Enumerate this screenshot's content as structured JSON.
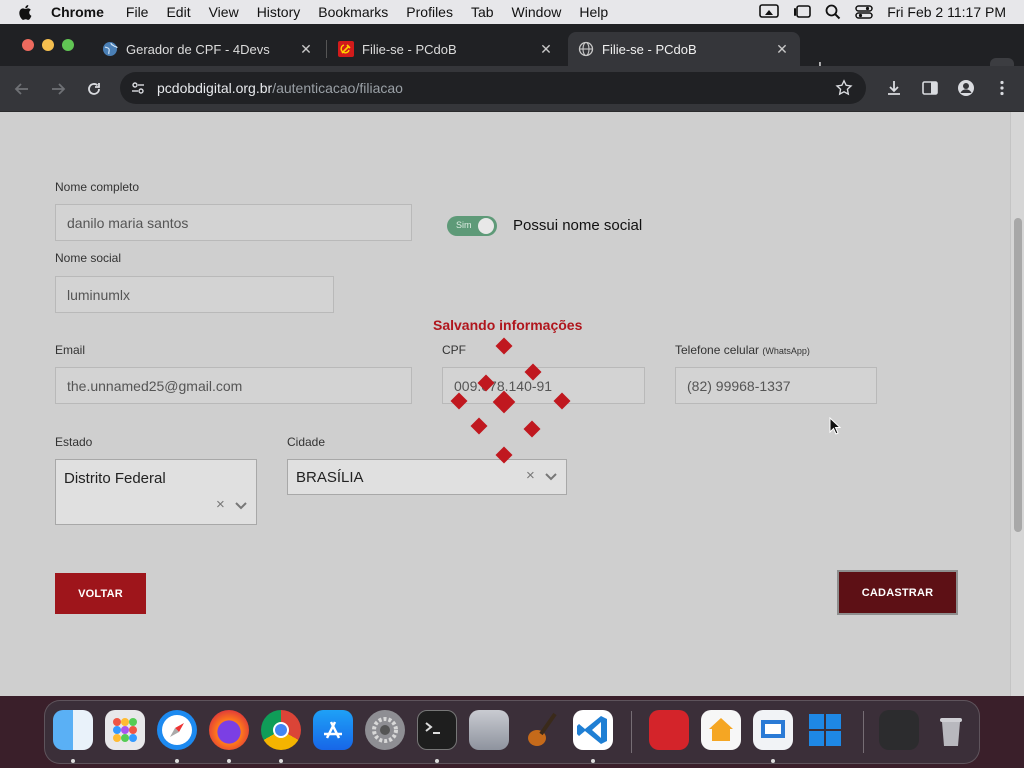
{
  "menubar": {
    "app_name": "Chrome",
    "items": [
      "File",
      "Edit",
      "View",
      "History",
      "Bookmarks",
      "Profiles",
      "Tab",
      "Window",
      "Help"
    ],
    "clock": "Fri Feb 2  11:17 PM"
  },
  "tabs": [
    {
      "title": "Gerador de CPF - 4Devs",
      "icon": "globe-icon"
    },
    {
      "title": "Filie-se - PCdoB",
      "icon": "hammer-sickle-icon"
    },
    {
      "title": "Filie-se - PCdoB",
      "icon": "globe-icon",
      "active": true
    }
  ],
  "address_bar": {
    "host": "pcdobdigital.org.br",
    "path": "/autenticacao/filiacao"
  },
  "form": {
    "full_name": {
      "label": "Nome completo",
      "value": "danilo maria santos"
    },
    "social_toggle": {
      "state_label": "Sim",
      "label": "Possui nome social",
      "on": true
    },
    "social_name": {
      "label": "Nome social",
      "value": "luminumlx"
    },
    "email": {
      "label": "Email",
      "value": "the.unnamed25@gmail.com"
    },
    "cpf": {
      "label": "CPF",
      "value": "009.078.140-91"
    },
    "phone": {
      "label": "Telefone celular",
      "label_note": "(WhatsApp)",
      "value": "(82) 99968-1337"
    },
    "state": {
      "label": "Estado",
      "value": "Distrito Federal",
      "clear": "×"
    },
    "city": {
      "label": "Cidade",
      "value": "BRASÍLIA",
      "clear": "×"
    },
    "loading_text": "Salvando informações",
    "back_button": "VOLTAR",
    "submit_button": "CADASTRAR"
  },
  "colors": {
    "brand_red": "#9e151b",
    "submit_dark_red": "#5d1015",
    "toggle_green": "#5e9a78",
    "loader_red": "#c0181f"
  },
  "dock": {
    "apps": [
      "finder-icon",
      "launchpad-icon",
      "safari-icon",
      "firefox-icon",
      "chrome-icon",
      "app-store-icon",
      "system-settings-icon",
      "terminal-icon",
      "migration-assistant-icon",
      "garageband-icon",
      "vscode-icon",
      "photo-booth-icon",
      "home-icon",
      "remote-desktop-icon",
      "windows-app-icon",
      "downloads-stack-icon",
      "trash-icon"
    ]
  }
}
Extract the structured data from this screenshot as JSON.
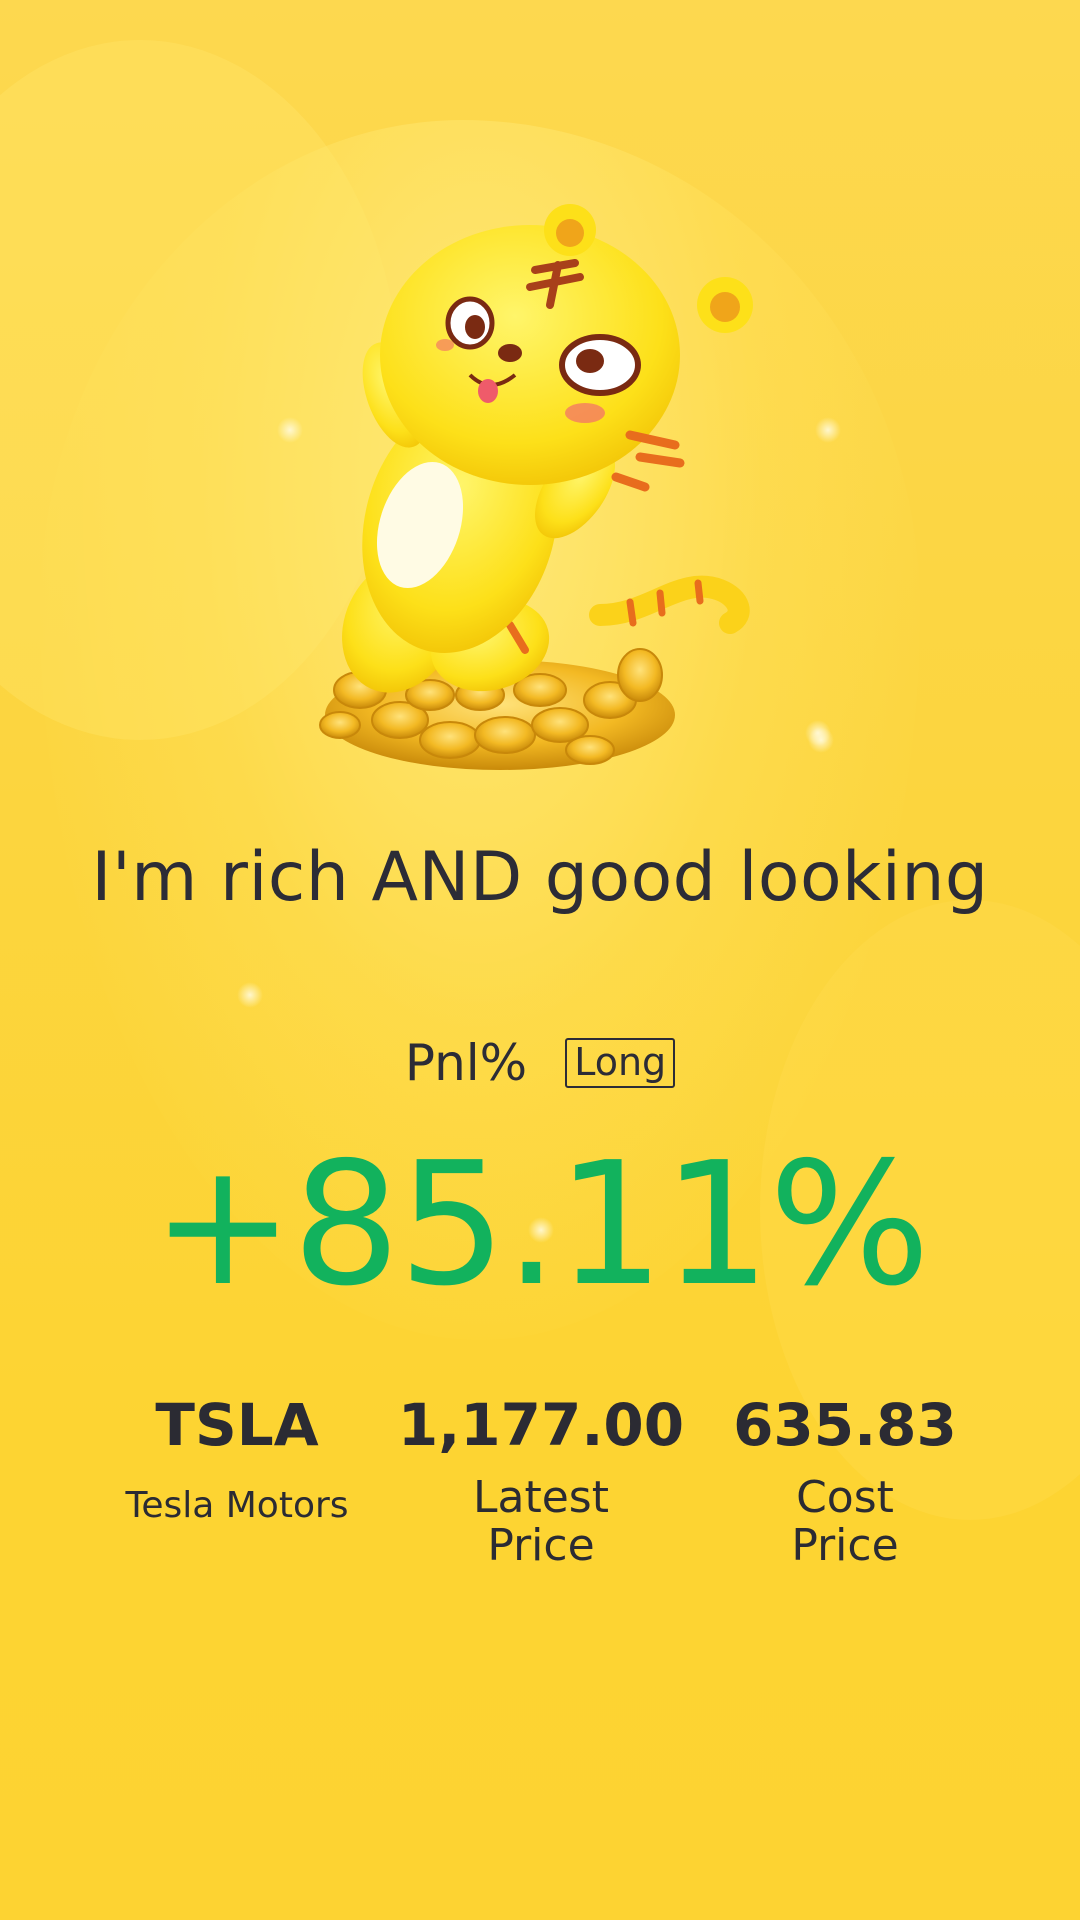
{
  "headline": "I'm rich AND good looking",
  "pnl": {
    "label": "Pnl%",
    "direction": "Long",
    "value": "+85.11%"
  },
  "stats": {
    "symbol": "TSLA",
    "company": "Tesla Motors",
    "latest_price": "1,177.00",
    "latest_label_line1": "Latest",
    "latest_label_line2": "Price",
    "cost_price": "635.83",
    "cost_label_line1": "Cost",
    "cost_label_line2": "Price"
  },
  "colors": {
    "background": "#fdd43a",
    "gain": "#12b25d",
    "text": "#2c2c36"
  },
  "icons": {
    "mascot": "tiger-on-gold-coins-illustration"
  }
}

· · · · ·

TASK TO CARRY OUT:
Set down every record once more, word for word, without pictures.

ANSWER TO THE PROBLEM:
Enumerate this screenshot's content as structured JSON.
{
  "menubar": {
    "app_name": "Chrome",
    "items": [
      "File",
      "Edit",
      "View",
      "History",
      "Bookmarks",
      "Profiles",
      "Tab",
      "Window",
      "Help"
    ],
    "clock": "Fri Feb 2  11:17 PM"
  },
  "tabs": [
    {
      "title": "Gerador de CPF - 4Devs",
      "icon": "globe-icon"
    },
    {
      "title": "Filie-se - PCdoB",
      "icon": "hammer-sickle-icon"
    },
    {
      "title": "Filie-se - PCdoB",
      "icon": "globe-icon",
      "active": true
    }
  ],
  "address_bar": {
    "host": "pcdobdigital.org.br",
    "path": "/autenticacao/filiacao"
  },
  "form": {
    "full_name": {
      "label": "Nome completo",
      "value": "danilo maria santos"
    },
    "social_toggle": {
      "state_label": "Sim",
      "label": "Possui nome social",
      "on": true
    },
    "social_name": {
      "label": "Nome social",
      "value": "luminumlx"
    },
    "email": {
      "label": "Email",
      "value": "the.unnamed25@gmail.com"
    },
    "cpf": {
      "label": "CPF",
      "value": "009.078.140-91"
    },
    "phone": {
      "label": "Telefone celular",
      "label_note": "(WhatsApp)",
      "value": "(82) 99968-1337"
    },
    "state": {
      "label": "Estado",
      "value": "Distrito Federal",
      "clear": "×"
    },
    "city": {
      "label": "Cidade",
      "value": "BRASÍLIA",
      "clear": "×"
    },
    "loading_text": "Salvando informações",
    "back_button": "VOLTAR",
    "submit_button": "CADASTRAR"
  },
  "colors": {
    "brand_red": "#9e151b",
    "submit_dark_red": "#5d1015",
    "toggle_green": "#5e9a78",
    "loader_red": "#c0181f"
  },
  "dock": {
    "apps": [
      "finder-icon",
      "launchpad-icon",
      "safari-icon",
      "firefox-icon",
      "chrome-icon",
      "app-store-icon",
      "system-settings-icon",
      "terminal-icon",
      "migration-assistant-icon",
      "garageband-icon",
      "vscode-icon",
      "photo-booth-icon",
      "home-icon",
      "remote-desktop-icon",
      "windows-app-icon",
      "downloads-stack-icon",
      "trash-icon"
    ]
  }
}
Extract the structured data from this screenshot as JSON.
{
  "headline": "I'm rich AND good looking",
  "pnl": {
    "label": "Pnl%",
    "direction": "Long",
    "value": "+85.11%"
  },
  "stats": {
    "symbol": "TSLA",
    "company": "Tesla Motors",
    "latest_price": "1,177.00",
    "latest_label_line1": "Latest",
    "latest_label_line2": "Price",
    "cost_price": "635.83",
    "cost_label_line1": "Cost",
    "cost_label_line2": "Price"
  },
  "colors": {
    "background": "#fdd43a",
    "gain": "#12b25d",
    "text": "#2c2c36"
  },
  "icons": {
    "mascot": "tiger-on-gold-coins-illustration"
  }
}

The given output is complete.